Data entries
● ● ● ● ● ● ●

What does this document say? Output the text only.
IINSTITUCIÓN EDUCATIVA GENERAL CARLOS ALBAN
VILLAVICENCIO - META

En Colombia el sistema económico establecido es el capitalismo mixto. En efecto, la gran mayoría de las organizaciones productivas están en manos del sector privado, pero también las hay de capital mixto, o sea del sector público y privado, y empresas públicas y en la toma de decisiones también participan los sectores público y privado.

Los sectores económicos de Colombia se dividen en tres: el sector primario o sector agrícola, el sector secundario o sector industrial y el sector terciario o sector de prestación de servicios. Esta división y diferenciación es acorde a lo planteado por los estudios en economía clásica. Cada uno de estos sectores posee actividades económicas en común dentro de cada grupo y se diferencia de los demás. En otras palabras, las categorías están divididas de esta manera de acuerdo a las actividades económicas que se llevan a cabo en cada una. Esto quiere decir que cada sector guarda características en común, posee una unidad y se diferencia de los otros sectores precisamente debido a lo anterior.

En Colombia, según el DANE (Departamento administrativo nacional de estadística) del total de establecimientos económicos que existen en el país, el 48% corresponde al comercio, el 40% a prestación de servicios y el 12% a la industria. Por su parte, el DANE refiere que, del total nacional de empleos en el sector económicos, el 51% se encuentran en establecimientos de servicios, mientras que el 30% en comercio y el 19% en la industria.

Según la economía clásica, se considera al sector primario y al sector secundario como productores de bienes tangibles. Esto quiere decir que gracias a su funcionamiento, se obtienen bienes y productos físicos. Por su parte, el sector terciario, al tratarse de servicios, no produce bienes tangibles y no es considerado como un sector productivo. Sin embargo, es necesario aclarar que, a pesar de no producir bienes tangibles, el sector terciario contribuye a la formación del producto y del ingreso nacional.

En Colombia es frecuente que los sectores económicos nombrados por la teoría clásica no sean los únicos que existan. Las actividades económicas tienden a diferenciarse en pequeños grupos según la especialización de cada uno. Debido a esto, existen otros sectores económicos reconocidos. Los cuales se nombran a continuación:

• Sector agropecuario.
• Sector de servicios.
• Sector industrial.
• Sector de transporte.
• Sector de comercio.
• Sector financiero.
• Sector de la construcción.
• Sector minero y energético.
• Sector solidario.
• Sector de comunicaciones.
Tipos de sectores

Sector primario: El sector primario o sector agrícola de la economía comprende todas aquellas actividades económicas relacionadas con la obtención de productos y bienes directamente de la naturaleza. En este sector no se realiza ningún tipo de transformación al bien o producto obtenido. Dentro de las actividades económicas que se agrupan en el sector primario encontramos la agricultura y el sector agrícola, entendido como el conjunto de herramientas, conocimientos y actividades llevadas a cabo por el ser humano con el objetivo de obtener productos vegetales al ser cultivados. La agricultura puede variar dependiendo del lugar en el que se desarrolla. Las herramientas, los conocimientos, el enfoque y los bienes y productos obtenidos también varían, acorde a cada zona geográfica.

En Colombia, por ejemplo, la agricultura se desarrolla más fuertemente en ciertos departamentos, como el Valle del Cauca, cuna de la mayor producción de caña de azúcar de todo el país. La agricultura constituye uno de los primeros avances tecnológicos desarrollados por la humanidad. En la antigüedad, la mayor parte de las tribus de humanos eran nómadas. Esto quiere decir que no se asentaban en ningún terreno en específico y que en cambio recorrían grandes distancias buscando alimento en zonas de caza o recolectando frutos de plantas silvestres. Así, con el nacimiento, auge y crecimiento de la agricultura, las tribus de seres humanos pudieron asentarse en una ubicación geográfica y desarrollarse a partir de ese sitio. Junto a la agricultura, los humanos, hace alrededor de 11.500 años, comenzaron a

● ● ● ● ● ● ●

- _Short exercise_
All of the entries should be written out again exactly.

- _Reply_
What does this document say? Output the text only.
IINSTITUCIÓN EDUCATIVA GENERAL CARLOS ALBAN
VILLAVICENCIO - META

En Colombia el sistema económico establecido es el capitalismo mixto. En efecto, la gran mayoría de las organizaciones productivas están en manos del sector privado, pero también las hay de capital mixto, o sea del sector público y privado, y empresas públicas y en la toma de decisiones también participan los sectores público y privado.

Los sectores económicos de Colombia se dividen en tres: el sector primario o sector agrícola, el sector secundario o sector industrial y el sector terciario o sector de prestación de servicios. Esta división y diferenciación es acorde a lo planteado por los estudios en economía clásica. Cada uno de estos sectores posee actividades económicas en común dentro de cada grupo y se diferencia de los demás. En otras palabras, las categorías están divididas de esta manera de acuerdo a las actividades económicas que se llevan a cabo en cada una. Esto quiere decir que cada sector guarda características en común, posee una unidad y se diferencia de los otros sectores precisamente debido a lo anterior.

En Colombia, según el DANE (Departamento administrativo nacional de estadística) del total de establecimientos económicos que existen en el país, el 48% corresponde al comercio, el 40% a prestación de servicios y el 12% a la industria. Por su parte, el DANE refiere que, del total nacional de empleos en el sector económicos, el 51% se encuentran en establecimientos de servicios, mientras que el 30% en comercio y el 19% en la industria.

Según la economía clásica, se considera al sector primario y al sector secundario como productores de bienes tangibles. Esto quiere decir que gracias a su funcionamiento, se obtienen bienes y productos físicos. Por su parte, el sector terciario, al tratarse de servicios, no produce bienes tangibles y no es considerado como un sector productivo. Sin embargo, es necesario aclarar que, a pesar de no producir bienes tangibles, el sector terciario contribuye a la formación del producto y del ingreso nacional.

En Colombia es frecuente que los sectores económicos nombrados por la teoría clásica no sean los únicos que existan. Las actividades económicas tienden a diferenciarse en pequeños grupos según la especialización de cada uno. Debido a esto, existen otros sectores económicos reconocidos. Los cuales se nombran a continuación:

• Sector agropecuario.
• Sector de servicios.
• Sector industrial.
• Sector de transporte.
• Sector de comercio.
• Sector financiero.
• Sector de la construcción.
• Sector minero y energético.
• Sector solidario.
• Sector de comunicaciones.
Tipos de sectores

Sector primario: El sector primario o sector agrícola de la economía comprende todas aquellas actividades económicas relacionadas con la obtención de productos y bienes directamente de la naturaleza. En este sector no se realiza ningún tipo de transformación al bien o producto obtenido. Dentro de las actividades económicas que se agrupan en el sector primario encontramos la agricultura y el sector agrícola, entendido como el conjunto de herramientas, conocimientos y actividades llevadas a cabo por el ser humano con el objetivo de obtener productos vegetales al ser cultivados. La agricultura puede variar dependiendo del lugar en el que se desarrolla. Las herramientas, los conocimientos, el enfoque y los bienes y productos obtenidos también varían, acorde a cada zona geográfica.

En Colombia, por ejemplo, la agricultura se desarrolla más fuertemente en ciertos departamentos, como el Valle del Cauca, cuna de la mayor producción de caña de azúcar de todo el país. La agricultura constituye uno de los primeros avances tecnológicos desarrollados por la humanidad. En la antigüedad, la mayor parte de las tribus de humanos eran nómadas. Esto quiere decir que no se asentaban en ningún terreno en específico y que en cambio recorrían grandes distancias buscando alimento en zonas de caza o recolectando frutos de plantas silvestres. Así, con el nacimiento, auge y crecimiento de la agricultura, las tribus de seres humanos pudieron asentarse en una ubicación geográfica y desarrollarse a partir de ese sitio. Junto a la agricultura, los humanos, hace alrededor de 11.500 años, comenzaron a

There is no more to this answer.